■ **Aufgabe**: Zähle alle Familienangehörigen der Autorin auf, die im Seitenauszug erwähnt werden. Verwende dabei die Bezeichnungen aus dem Text.

■ **Seitenauszug**:
......

Einige Tage hat mich dieses Buch begleitet und völlig hineingezogen in eine mir unbekannte Parallelwelt. Geheimnisvoll und unbegreiflich sind nur zwei Adjektive, die mir nach der Lektüre von Deborah Feldmans autobiografischem Roman durch den Kopf schießen.

 

Die 1986 geborene Autorin, die heute mit ihrem Sohn in Berlin lebt, wuchs in der chassidischen Satmar Gemeinde, einer ultraorthodoxen Sekte, in Williamsburg (NY) bei ihren Großeltern auf. Diese aus Ungarn stammenden Holocaust Überlebenden hatten sich völlig einem Leben entsprechend einer tausende Jahre alten Tradition in der wortwörtlichen Auslegung der Tora verschrieben. Ihre Mutter hatte die Gemeinschaft verlassen, ihr Vater war aufgrund einer psychischen Erkrankung nicht in der Lage die Erziehung des Mädchens zu übernehmen. Auf diese Weise war das Leben der jungen Frau, unter der ständigen Aufsicht der traditionsbewussten Großeltern, Tanten und Onkeln, von Beginn an geprägt von Ge- und insbesondere Verboten, von Glaubens- und Verhaltensregeln sowie Riten und Gebräuchen, die den Alltag in all seinen Facetten bestimmten. Persönliche Freiheit ist in dieser Gemeinschaft ein Fremdwort, insbesondere gilt das für die Frauen, die sich völlig den von Männern diktierten Regeln unterordnen müssen. Vieles davon ist schier unvorstellbar, wenn man in einer freien westlichen Welt aufgewachsen und entsprechend geprägt ist.

......

■ **Vorliegende Einträge**:
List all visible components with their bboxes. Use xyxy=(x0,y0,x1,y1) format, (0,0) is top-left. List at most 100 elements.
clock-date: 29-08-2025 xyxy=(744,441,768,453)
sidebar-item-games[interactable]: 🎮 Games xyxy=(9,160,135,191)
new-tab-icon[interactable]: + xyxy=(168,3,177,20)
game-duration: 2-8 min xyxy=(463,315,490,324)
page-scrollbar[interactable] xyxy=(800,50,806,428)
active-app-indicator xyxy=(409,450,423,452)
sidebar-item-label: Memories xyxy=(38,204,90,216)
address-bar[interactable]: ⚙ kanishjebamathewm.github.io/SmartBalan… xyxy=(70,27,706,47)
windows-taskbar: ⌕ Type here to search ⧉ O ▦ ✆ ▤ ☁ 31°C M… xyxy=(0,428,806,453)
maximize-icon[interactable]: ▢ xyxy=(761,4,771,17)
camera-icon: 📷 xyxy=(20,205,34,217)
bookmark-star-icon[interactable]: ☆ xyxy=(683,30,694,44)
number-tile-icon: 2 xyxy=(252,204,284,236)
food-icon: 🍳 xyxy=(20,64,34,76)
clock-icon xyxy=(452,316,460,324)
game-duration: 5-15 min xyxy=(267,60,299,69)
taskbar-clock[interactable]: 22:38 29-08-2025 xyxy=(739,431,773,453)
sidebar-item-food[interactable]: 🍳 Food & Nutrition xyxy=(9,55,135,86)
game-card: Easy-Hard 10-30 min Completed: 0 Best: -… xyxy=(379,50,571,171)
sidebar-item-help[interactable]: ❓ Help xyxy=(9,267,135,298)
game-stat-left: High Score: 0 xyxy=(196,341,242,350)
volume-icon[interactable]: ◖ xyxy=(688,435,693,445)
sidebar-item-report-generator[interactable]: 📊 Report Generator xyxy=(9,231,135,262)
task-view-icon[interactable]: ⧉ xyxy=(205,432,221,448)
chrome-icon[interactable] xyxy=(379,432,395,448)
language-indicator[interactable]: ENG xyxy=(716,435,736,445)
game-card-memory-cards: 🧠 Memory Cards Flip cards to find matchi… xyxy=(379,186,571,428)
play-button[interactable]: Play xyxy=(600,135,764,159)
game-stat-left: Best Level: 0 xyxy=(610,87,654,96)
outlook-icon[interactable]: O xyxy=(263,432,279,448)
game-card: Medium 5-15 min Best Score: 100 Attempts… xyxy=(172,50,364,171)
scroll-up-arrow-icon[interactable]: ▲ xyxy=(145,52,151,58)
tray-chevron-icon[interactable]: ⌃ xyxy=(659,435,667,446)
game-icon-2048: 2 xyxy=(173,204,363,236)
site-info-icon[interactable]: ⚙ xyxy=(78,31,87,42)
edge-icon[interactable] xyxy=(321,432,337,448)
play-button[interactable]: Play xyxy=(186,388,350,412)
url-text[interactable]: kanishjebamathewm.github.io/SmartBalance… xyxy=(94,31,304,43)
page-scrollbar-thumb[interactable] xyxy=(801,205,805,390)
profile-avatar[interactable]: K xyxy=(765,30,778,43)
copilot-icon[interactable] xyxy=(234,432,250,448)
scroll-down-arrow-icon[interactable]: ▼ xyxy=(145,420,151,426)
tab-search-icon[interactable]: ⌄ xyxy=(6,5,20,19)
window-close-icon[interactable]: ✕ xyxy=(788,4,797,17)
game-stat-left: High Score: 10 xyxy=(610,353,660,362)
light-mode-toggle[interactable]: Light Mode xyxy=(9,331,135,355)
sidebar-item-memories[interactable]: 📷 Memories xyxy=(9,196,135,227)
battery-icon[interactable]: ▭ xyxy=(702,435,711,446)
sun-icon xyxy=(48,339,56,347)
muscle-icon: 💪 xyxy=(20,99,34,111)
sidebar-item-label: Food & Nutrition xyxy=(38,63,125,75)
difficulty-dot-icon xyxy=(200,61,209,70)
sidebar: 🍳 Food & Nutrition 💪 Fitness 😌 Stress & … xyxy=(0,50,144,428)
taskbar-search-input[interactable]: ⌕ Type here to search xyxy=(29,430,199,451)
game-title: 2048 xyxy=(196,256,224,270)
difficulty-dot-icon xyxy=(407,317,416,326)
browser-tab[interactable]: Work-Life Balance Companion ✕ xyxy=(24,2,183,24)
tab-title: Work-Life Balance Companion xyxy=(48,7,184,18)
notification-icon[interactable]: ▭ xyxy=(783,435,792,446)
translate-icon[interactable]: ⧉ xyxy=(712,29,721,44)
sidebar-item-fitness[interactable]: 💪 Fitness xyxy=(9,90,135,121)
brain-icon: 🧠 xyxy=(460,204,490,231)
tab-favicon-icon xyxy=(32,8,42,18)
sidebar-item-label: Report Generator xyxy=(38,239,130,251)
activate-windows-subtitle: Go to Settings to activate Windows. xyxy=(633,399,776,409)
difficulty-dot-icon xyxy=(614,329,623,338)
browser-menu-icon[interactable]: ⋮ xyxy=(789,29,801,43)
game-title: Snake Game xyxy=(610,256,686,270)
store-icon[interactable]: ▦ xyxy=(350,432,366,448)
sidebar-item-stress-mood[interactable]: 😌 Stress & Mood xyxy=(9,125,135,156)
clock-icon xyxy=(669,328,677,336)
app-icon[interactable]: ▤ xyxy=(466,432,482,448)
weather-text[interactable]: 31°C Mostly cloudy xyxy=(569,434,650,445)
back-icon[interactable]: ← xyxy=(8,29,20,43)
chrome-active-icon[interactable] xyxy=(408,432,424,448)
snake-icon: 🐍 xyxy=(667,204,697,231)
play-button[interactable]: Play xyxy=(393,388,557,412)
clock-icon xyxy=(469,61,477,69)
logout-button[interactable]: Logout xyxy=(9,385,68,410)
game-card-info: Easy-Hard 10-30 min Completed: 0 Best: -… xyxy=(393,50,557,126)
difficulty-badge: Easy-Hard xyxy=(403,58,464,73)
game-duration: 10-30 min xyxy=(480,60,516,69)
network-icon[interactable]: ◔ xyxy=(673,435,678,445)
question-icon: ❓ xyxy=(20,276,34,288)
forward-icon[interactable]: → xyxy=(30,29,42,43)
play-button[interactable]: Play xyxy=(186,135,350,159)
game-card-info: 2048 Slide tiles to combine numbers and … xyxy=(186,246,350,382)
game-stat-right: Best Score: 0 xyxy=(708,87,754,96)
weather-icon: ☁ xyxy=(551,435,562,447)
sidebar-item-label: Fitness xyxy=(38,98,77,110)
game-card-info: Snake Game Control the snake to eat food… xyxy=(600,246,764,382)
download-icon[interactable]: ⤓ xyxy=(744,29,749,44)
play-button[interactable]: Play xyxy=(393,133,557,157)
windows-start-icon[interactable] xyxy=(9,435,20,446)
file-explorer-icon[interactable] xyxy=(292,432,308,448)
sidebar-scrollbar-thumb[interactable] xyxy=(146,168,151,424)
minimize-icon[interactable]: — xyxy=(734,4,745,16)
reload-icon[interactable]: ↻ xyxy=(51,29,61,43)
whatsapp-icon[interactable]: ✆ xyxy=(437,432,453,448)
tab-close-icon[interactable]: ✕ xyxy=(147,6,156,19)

......

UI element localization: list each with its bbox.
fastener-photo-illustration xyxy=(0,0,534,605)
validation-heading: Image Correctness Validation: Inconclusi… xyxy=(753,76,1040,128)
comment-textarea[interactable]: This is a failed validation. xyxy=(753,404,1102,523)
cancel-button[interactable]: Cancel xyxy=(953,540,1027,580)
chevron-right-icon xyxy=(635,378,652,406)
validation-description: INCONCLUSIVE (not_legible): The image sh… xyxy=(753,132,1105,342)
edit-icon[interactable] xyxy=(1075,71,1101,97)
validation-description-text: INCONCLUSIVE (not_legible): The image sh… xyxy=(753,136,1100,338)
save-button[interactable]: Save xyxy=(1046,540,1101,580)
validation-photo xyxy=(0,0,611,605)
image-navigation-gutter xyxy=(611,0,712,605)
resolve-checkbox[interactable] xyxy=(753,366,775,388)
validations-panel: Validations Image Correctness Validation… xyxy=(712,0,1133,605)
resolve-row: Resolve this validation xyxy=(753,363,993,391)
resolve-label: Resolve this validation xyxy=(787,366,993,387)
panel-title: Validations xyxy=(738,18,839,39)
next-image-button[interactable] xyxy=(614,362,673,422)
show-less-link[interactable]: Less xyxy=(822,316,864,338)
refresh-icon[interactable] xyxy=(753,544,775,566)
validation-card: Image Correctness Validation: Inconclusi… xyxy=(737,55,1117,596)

......

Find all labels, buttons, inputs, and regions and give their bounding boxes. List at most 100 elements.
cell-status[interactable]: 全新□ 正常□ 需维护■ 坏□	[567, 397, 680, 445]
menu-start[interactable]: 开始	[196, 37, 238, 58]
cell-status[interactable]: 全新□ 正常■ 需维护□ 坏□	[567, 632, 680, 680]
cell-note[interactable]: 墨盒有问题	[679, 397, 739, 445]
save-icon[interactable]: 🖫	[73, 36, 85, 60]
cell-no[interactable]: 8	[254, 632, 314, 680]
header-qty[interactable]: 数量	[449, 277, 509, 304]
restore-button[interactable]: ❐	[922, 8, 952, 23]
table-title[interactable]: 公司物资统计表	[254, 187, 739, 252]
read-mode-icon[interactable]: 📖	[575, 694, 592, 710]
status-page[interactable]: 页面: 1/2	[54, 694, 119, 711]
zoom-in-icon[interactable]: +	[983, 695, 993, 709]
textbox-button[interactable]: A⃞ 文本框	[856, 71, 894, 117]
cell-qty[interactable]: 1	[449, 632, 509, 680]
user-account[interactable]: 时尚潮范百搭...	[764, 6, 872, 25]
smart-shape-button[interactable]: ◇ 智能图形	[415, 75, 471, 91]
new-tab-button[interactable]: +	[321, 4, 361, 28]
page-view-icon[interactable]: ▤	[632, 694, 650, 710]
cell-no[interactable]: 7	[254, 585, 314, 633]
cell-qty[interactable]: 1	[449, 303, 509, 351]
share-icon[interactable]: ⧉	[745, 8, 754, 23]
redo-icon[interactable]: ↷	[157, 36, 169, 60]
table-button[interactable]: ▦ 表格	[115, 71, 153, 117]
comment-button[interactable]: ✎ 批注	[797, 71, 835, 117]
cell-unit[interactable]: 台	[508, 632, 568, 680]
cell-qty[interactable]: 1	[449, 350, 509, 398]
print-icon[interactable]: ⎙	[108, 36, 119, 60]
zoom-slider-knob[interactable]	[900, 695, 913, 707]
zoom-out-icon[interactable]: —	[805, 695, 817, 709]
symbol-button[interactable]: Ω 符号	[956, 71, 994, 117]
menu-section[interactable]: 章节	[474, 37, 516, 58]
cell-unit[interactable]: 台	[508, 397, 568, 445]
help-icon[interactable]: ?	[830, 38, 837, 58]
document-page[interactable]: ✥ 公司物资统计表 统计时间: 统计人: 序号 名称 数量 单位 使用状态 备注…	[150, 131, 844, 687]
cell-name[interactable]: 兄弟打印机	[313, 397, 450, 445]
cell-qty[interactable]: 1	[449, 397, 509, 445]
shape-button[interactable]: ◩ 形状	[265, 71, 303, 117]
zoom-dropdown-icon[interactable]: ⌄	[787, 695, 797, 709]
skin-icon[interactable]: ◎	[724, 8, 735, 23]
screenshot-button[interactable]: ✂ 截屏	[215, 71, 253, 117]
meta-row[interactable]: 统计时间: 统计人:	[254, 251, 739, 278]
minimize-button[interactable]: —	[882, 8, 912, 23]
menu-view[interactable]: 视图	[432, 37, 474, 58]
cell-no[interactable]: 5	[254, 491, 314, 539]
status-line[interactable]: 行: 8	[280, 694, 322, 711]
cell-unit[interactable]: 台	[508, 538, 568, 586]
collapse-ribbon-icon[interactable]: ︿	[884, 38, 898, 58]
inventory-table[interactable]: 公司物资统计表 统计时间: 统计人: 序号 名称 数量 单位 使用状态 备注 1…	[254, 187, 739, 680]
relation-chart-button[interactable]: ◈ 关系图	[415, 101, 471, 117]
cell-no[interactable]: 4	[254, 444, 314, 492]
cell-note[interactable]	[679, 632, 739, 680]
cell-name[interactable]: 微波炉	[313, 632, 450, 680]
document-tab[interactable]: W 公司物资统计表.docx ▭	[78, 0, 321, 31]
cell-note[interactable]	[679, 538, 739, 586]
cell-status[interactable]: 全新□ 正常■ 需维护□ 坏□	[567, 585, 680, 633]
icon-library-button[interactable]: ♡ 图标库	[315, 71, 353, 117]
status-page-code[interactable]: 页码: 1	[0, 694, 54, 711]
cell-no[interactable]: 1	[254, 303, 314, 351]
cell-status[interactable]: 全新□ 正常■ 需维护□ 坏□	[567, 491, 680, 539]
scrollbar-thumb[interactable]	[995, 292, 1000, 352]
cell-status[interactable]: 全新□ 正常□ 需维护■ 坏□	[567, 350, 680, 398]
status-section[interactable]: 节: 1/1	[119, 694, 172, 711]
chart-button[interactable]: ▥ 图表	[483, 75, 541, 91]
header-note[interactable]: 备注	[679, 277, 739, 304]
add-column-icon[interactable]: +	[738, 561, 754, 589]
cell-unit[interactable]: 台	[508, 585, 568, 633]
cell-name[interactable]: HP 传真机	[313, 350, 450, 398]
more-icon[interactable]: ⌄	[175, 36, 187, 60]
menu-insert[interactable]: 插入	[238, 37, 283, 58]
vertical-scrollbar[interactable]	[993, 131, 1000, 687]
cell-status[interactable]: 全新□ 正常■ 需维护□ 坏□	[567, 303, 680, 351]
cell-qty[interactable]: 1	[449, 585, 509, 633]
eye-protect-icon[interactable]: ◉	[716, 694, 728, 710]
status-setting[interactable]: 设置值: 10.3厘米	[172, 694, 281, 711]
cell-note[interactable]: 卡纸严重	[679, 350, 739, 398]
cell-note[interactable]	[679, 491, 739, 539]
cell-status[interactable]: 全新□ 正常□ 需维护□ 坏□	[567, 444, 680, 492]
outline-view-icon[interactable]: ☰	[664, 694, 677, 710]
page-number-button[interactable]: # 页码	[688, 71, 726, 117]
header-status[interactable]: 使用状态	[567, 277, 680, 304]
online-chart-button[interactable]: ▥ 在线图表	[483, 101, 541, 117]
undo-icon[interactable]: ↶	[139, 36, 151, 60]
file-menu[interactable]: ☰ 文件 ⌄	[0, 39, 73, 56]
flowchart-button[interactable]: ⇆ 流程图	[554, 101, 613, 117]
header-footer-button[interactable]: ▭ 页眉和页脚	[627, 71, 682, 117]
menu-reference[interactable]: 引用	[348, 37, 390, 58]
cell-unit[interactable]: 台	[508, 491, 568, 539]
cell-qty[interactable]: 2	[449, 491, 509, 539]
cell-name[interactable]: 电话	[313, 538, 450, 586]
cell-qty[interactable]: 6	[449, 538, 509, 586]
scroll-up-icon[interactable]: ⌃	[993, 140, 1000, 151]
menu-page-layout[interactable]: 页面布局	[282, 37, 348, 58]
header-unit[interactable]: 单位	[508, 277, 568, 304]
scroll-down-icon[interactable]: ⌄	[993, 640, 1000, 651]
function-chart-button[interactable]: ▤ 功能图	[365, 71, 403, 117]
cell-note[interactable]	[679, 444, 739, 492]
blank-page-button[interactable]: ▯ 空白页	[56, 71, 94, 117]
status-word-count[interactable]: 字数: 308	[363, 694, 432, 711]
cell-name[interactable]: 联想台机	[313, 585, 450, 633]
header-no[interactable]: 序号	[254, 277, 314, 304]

......

■ **Richtige Antwort**: Sohn, Großeltern, Mutter, Vater, Tanten, Onkeln